**Descrizione del problema**. Nell'estratto sul tenore Enrico Iviglia, dove è stato presentato venerdì scorso il suo ultimo libro? Rispondi in una frase, per favore.

**Estratto**.

Tenore con la passione per la scrittura. Una passione che ha portato il cantante lirico originario di Asti Enrico Iviglia a pubblicare già due libri, dedicati proprio alla sua attività. L’ultimo, “Donne all’Opera-Dialoghi con un tenore” (Team Service Editore), è stato presentato venerdì scorso presso la Biblioteca Civica di Guarene, mentre il 14 dicembre farà tappa a Cuneo.
Iviglia, cos’è per lei l’opera? Cosa le restituisce?
«Una forma d’arte di altissimo livello, che dura da secoli e che mai tramonterà. Più che restituire emozioni a me, vorrei regalare emozioni al mio pubblico: questo è lo scopo principale che mi prefiggo quando salgo sul palcoscenico».
Quali tipi di emozioni riesce a suscitare con la sua arte?

**Informazioni fornite**.
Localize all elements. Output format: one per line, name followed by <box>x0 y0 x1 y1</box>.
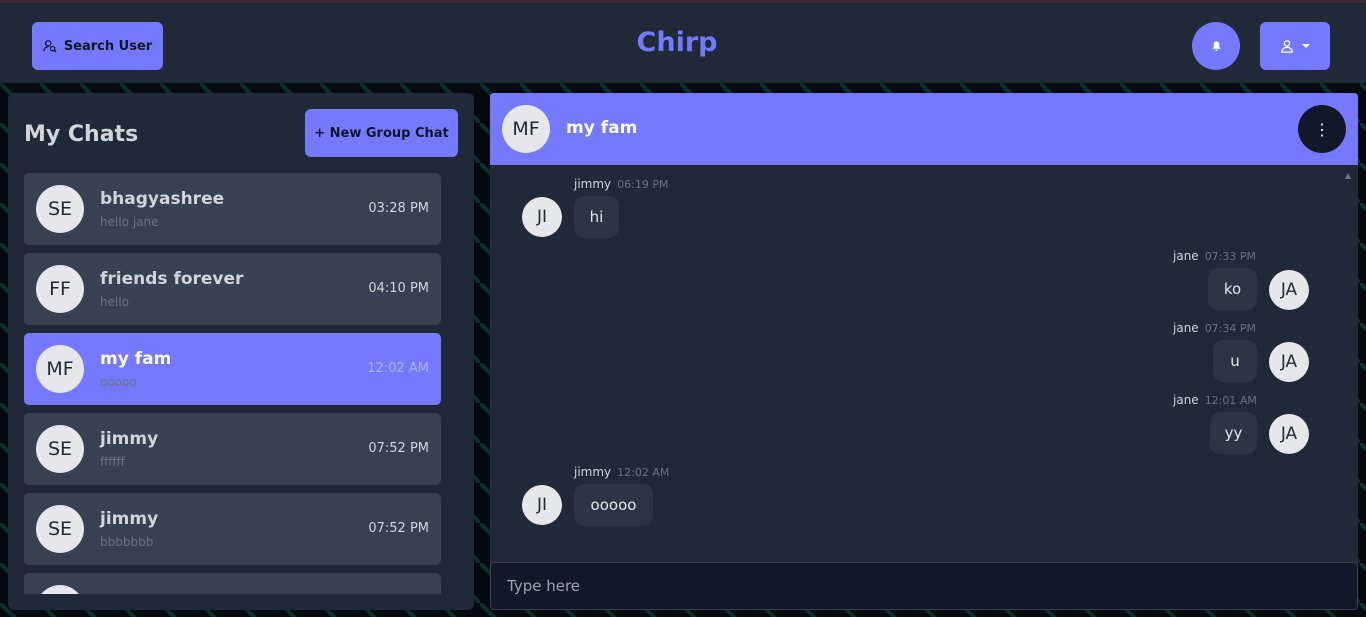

**Risposta**. È stato presentato presso la Biblioteca Civica di Guarene.